━━ Supplied material ━━
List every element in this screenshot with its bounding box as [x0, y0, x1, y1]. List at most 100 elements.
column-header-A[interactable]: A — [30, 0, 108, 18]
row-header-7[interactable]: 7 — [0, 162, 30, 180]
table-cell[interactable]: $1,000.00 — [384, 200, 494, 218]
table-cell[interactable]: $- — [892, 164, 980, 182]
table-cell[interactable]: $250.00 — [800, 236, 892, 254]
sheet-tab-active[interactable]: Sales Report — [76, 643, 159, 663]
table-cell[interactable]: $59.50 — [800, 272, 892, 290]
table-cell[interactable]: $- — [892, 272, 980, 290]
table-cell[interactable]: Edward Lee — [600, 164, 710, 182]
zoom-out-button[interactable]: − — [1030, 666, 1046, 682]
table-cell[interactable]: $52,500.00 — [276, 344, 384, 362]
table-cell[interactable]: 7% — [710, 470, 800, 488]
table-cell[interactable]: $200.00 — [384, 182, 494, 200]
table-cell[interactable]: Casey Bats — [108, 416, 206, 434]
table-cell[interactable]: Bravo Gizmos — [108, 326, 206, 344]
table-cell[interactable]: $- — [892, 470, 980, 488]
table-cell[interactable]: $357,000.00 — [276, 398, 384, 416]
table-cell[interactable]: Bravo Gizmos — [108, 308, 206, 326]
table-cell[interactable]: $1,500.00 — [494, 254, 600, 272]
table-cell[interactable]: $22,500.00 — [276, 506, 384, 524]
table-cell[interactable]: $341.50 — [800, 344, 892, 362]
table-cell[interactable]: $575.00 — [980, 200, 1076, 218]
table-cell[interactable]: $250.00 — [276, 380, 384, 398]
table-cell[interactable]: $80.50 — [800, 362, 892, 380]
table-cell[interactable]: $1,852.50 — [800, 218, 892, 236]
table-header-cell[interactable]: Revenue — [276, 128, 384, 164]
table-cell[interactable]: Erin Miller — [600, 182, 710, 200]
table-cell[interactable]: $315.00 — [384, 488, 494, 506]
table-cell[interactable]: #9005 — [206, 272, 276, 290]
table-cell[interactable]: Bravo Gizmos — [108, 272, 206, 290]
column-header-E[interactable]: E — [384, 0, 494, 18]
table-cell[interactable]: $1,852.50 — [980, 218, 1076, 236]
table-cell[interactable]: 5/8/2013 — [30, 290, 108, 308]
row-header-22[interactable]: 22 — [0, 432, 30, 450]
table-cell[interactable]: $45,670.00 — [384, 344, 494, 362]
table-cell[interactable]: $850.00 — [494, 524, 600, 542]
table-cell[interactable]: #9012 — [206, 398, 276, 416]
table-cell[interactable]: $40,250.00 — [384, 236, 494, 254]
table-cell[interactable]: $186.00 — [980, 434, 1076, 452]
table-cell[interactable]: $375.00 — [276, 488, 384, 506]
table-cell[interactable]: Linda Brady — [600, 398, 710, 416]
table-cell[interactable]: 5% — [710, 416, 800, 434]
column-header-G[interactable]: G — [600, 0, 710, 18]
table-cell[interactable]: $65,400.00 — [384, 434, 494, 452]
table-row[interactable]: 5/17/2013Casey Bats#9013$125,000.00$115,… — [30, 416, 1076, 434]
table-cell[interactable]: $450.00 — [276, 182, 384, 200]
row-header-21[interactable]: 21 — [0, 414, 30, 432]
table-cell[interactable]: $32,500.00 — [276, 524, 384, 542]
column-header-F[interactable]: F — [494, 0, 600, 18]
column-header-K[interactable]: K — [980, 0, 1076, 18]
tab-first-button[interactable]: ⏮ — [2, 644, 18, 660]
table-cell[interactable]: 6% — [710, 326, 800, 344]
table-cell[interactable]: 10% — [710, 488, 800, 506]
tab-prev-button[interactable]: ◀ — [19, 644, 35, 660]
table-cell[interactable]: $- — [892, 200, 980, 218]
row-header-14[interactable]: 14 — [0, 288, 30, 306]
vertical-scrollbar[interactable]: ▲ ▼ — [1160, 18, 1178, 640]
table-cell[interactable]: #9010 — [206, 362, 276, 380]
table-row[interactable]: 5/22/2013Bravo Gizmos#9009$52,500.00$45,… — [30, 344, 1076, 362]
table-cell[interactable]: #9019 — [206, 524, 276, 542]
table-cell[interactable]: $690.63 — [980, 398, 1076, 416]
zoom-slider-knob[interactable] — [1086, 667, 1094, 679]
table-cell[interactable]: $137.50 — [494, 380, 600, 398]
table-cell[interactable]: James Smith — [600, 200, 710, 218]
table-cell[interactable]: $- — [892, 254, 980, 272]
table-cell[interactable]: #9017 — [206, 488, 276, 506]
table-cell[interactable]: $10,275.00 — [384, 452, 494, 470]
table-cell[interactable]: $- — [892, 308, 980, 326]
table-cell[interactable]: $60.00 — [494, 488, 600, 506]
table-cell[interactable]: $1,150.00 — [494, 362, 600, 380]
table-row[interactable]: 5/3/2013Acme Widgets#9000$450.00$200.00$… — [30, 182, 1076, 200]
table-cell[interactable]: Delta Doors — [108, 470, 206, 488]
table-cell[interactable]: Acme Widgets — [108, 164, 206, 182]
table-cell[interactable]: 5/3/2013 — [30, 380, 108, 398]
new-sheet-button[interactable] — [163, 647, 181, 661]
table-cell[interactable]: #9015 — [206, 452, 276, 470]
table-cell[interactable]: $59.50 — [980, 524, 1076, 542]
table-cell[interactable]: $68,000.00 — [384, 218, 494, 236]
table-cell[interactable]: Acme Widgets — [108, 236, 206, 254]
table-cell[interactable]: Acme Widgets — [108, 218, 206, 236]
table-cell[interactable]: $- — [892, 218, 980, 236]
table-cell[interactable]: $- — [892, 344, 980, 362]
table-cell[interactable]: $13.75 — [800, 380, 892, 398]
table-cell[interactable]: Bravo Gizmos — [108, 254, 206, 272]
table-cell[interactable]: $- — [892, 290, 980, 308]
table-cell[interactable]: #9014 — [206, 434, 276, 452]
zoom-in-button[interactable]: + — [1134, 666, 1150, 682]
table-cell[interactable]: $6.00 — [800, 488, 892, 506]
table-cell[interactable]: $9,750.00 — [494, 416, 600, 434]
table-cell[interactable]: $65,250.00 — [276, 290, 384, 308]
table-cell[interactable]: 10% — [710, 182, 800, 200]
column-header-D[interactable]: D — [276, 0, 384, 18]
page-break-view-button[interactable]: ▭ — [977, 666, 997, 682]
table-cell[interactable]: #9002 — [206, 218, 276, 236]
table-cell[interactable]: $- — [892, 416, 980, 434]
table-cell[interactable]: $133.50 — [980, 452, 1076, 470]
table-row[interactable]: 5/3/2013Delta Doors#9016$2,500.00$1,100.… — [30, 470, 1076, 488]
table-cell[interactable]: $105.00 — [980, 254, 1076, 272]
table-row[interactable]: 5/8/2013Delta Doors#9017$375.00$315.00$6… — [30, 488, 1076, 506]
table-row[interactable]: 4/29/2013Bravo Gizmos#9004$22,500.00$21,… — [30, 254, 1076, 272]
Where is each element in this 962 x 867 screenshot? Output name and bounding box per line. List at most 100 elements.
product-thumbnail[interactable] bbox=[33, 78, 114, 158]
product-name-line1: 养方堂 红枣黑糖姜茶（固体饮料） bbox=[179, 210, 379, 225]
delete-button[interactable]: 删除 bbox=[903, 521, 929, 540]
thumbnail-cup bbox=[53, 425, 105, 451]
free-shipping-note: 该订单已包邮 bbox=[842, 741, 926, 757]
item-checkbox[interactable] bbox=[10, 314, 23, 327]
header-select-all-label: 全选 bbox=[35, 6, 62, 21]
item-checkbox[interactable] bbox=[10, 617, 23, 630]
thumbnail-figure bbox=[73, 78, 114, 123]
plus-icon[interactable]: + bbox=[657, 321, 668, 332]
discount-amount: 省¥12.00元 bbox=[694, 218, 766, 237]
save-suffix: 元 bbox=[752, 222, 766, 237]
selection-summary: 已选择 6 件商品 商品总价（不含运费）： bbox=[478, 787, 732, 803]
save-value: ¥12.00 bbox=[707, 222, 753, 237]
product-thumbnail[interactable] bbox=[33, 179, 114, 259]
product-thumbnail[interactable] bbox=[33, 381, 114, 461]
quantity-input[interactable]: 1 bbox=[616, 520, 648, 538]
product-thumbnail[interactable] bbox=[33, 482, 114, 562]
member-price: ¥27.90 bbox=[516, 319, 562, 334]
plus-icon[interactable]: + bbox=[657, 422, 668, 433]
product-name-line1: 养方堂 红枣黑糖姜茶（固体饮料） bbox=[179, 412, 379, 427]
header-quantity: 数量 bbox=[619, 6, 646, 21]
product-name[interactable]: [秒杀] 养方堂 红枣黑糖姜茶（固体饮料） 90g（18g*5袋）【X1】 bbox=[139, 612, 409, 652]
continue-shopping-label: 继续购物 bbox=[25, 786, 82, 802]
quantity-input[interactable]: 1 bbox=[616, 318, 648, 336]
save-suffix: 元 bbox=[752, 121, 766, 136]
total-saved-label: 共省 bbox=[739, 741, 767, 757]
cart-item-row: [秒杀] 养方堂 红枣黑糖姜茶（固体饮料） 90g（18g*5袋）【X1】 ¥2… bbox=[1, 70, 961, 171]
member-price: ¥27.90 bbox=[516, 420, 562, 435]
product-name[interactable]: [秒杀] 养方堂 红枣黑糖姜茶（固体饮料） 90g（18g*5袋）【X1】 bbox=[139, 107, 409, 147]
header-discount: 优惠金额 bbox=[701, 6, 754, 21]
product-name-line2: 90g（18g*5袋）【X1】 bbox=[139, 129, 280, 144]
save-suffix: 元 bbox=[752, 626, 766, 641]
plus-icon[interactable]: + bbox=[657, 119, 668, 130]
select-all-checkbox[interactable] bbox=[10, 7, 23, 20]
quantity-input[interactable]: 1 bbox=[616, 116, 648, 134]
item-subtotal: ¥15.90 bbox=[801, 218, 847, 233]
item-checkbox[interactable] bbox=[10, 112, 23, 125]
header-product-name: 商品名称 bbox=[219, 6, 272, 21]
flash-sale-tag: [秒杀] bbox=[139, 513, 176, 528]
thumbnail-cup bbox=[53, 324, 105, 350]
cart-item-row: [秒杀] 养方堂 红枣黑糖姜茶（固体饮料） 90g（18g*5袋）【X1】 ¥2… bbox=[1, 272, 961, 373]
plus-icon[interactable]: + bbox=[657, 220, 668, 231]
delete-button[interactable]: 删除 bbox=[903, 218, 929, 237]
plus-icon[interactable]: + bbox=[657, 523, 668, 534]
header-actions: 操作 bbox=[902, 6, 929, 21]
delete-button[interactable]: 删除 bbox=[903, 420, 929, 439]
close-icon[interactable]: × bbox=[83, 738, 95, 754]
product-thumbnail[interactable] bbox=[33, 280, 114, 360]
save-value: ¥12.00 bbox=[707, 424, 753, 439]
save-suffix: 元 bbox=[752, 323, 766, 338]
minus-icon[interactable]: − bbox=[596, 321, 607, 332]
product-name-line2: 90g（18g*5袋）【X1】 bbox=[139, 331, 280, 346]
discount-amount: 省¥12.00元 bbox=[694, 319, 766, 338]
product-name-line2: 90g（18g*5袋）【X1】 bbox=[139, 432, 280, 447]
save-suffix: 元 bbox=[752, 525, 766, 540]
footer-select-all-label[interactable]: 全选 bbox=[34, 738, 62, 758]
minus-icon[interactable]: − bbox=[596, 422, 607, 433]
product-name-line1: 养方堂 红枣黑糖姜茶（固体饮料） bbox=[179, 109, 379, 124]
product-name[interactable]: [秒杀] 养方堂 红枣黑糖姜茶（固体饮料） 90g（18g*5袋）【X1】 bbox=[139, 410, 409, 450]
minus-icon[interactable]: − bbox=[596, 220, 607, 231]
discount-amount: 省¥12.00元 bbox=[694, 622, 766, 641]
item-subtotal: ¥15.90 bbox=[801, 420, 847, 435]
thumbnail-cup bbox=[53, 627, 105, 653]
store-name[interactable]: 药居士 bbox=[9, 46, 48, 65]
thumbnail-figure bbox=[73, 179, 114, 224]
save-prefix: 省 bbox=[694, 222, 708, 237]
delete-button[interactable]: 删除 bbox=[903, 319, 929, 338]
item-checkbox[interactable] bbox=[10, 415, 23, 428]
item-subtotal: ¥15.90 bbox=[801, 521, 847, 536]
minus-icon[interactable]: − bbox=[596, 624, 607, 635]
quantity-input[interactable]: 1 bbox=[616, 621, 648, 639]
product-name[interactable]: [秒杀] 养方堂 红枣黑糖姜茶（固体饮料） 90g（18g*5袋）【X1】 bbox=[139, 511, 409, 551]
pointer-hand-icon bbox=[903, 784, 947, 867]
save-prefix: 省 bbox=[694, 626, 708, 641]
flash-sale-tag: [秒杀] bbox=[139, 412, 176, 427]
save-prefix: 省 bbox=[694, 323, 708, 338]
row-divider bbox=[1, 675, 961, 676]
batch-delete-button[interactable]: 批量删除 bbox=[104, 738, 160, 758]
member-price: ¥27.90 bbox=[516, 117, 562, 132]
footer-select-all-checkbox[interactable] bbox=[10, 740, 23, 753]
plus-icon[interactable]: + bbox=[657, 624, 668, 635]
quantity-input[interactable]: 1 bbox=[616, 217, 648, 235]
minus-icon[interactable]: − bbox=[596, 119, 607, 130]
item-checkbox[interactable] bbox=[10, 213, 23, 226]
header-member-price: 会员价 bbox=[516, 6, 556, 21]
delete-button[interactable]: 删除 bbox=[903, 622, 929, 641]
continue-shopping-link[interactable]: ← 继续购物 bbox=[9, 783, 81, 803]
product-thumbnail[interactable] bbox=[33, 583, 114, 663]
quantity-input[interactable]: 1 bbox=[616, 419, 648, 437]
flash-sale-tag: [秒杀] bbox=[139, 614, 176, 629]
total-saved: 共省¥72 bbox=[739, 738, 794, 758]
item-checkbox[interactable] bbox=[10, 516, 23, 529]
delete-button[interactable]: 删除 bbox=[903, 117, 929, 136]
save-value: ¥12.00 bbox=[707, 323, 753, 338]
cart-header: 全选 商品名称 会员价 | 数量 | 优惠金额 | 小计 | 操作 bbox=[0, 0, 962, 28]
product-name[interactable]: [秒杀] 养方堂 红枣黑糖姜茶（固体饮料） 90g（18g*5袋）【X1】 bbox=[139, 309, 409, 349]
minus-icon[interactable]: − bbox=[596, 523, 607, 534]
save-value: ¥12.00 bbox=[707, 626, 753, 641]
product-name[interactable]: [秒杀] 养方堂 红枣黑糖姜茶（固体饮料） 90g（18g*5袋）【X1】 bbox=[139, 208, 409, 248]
━━━
_What the task requires_
Reproduce the stretch from the start of the entries through the line containing "table-cell[interactable]: $40,250.00 —", substituting "grid-cell" for every "table-cell" and leaving everything else unchanged.

_Expected answer_
List every element in this screenshot with its bounding box as [x0, y0, x1, y1]. List at most 100 elements.
column-header-A[interactable]: A — [30, 0, 108, 18]
row-header-7[interactable]: 7 — [0, 162, 30, 180]
grid-cell[interactable]: $1,000.00 — [384, 200, 494, 218]
grid-cell[interactable]: $- — [892, 164, 980, 182]
grid-cell[interactable]: $250.00 — [800, 236, 892, 254]
sheet-tab-active[interactable]: Sales Report — [76, 643, 159, 663]
grid-cell[interactable]: $59.50 — [800, 272, 892, 290]
grid-cell[interactable]: $- — [892, 272, 980, 290]
grid-cell[interactable]: Edward Lee — [600, 164, 710, 182]
zoom-out-button[interactable]: − — [1030, 666, 1046, 682]
grid-cell[interactable]: $52,500.00 — [276, 344, 384, 362]
grid-cell[interactable]: 7% — [710, 470, 800, 488]
grid-cell[interactable]: $200.00 — [384, 182, 494, 200]
grid-cell[interactable]: Casey Bats — [108, 416, 206, 434]
grid-cell[interactable]: Bravo Gizmos — [108, 326, 206, 344]
grid-cell[interactable]: $- — [892, 470, 980, 488]
grid-cell[interactable]: $357,000.00 — [276, 398, 384, 416]
grid-cell[interactable]: Bravo Gizmos — [108, 308, 206, 326]
grid-cell[interactable]: $1,500.00 — [494, 254, 600, 272]
grid-cell[interactable]: $22,500.00 — [276, 506, 384, 524]
grid-cell[interactable]: $341.50 — [800, 344, 892, 362]
grid-cell[interactable]: $575.00 — [980, 200, 1076, 218]
grid-cell[interactable]: $250.00 — [276, 380, 384, 398]
grid-cell[interactable]: $80.50 — [800, 362, 892, 380]
grid-cell[interactable]: $1,852.50 — [800, 218, 892, 236]
table-header-cell[interactable]: Revenue — [276, 128, 384, 164]
grid-cell[interactable]: Erin Miller — [600, 182, 710, 200]
grid-cell[interactable]: $315.00 — [384, 488, 494, 506]
grid-cell[interactable]: #9005 — [206, 272, 276, 290]
grid-cell[interactable]: Bravo Gizmos — [108, 272, 206, 290]
column-header-E[interactable]: E — [384, 0, 494, 18]
grid-cell[interactable]: $1,852.50 — [980, 218, 1076, 236]
grid-cell[interactable]: 5/8/2013 — [30, 290, 108, 308]
row-header-22[interactable]: 22 — [0, 432, 30, 450]
grid-cell[interactable]: $45,670.00 — [384, 344, 494, 362]
grid-cell[interactable]: $850.00 — [494, 524, 600, 542]
grid-cell[interactable]: #9012 — [206, 398, 276, 416]
grid-cell[interactable]: $40,250.00 — [384, 236, 494, 254]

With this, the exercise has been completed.